start Material shown

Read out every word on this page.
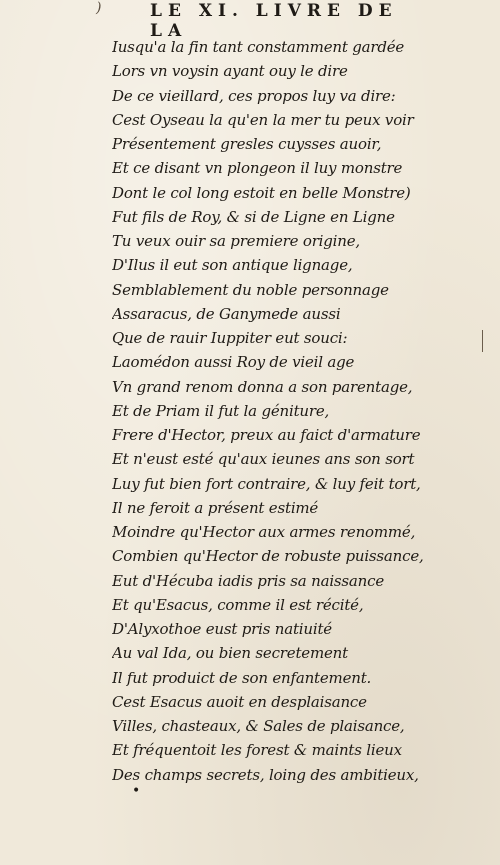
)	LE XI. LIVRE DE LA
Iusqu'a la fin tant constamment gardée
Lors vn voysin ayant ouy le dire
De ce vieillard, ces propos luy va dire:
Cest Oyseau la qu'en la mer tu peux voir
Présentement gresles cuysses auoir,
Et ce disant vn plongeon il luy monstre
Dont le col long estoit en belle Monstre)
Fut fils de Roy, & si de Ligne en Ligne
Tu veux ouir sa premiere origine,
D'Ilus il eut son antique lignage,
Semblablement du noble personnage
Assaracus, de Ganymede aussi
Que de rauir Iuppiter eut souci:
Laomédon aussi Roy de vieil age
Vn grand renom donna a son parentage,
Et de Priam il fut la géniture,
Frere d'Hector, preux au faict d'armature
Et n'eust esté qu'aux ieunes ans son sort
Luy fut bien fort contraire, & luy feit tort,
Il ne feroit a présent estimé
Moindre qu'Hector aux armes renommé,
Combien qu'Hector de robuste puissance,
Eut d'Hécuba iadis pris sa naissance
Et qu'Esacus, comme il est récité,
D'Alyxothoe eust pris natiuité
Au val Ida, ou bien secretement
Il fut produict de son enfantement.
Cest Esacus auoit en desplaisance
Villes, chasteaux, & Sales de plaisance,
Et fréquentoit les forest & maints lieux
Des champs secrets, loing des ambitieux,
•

end Material shown

— Set problem —
What is the number of lines in the records above that include the word "dire"? Reply with that number and nothing more.

— Solution to this problem —
2